- **AIM**
Your task is to transcribe all of the records exactly and leave out the pictures.

- **RECORDS TO USE**
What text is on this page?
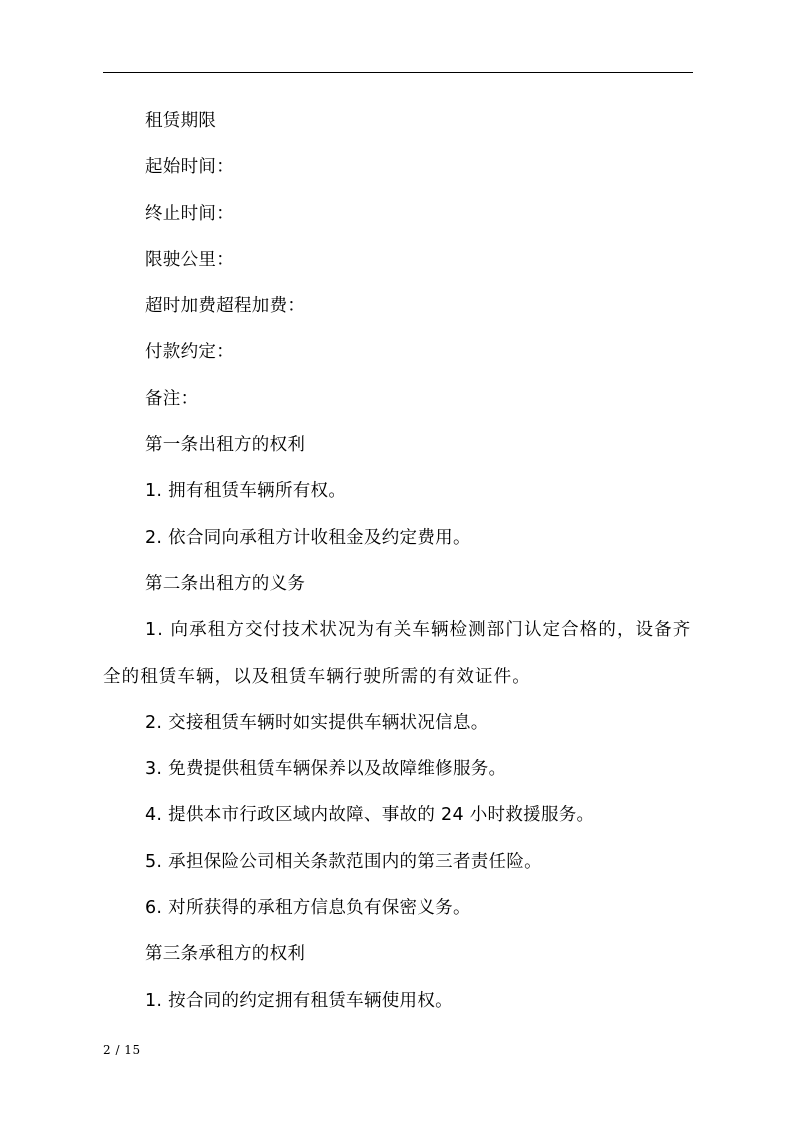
租赁期限

起始时间：

终止时间：

限驶公里：

超时加费超程加费：

付款约定：

备注：

第一条出租方的权利

1. 拥有租赁车辆所有权。

2. 依合同向承租方计收租金及约定费用。

第二条出租方的义务

1. 向承租方交付技术状况为有关车辆检测部门认定合格的，设备齐全的租赁车辆，以及租赁车辆行驶所需的有效证件。

2. 交接租赁车辆时如实提供车辆状况信息。

3. 免费提供租赁车辆保养以及故障维修服务。

4. 提供本市行政区域内故障、事故的 24 小时救援服务。

5. 承担保险公司相关条款范围内的第三者责任险。

6. 对所获得的承租方信息负有保密义务。

第三条承租方的权利

1. 按合同的约定拥有租赁车辆使用权。

2 / 15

- **FINISHED TASK**
What text is on this page?
租赁期限

起始时间：

终止时间：

限驶公里：

超时加费超程加费：

付款约定：

备注：

第一条出租方的权利

1. 拥有租赁车辆所有权。

2. 依合同向承租方计收租金及约定费用。

第二条出租方的义务

1. 向承租方交付技术状况为有关车辆检测部门认定合格的，设备齐全的租赁车辆，以及租赁车辆行驶所需的有效证件。

2. 交接租赁车辆时如实提供车辆状况信息。

3. 免费提供租赁车辆保养以及故障维修服务。

4. 提供本市行政区域内故障、事故的 24 小时救援服务。

5. 承担保险公司相关条款范围内的第三者责任险。

6. 对所获得的承租方信息负有保密义务。

第三条承租方的权利

1. 按合同的约定拥有租赁车辆使用权。

2 / 15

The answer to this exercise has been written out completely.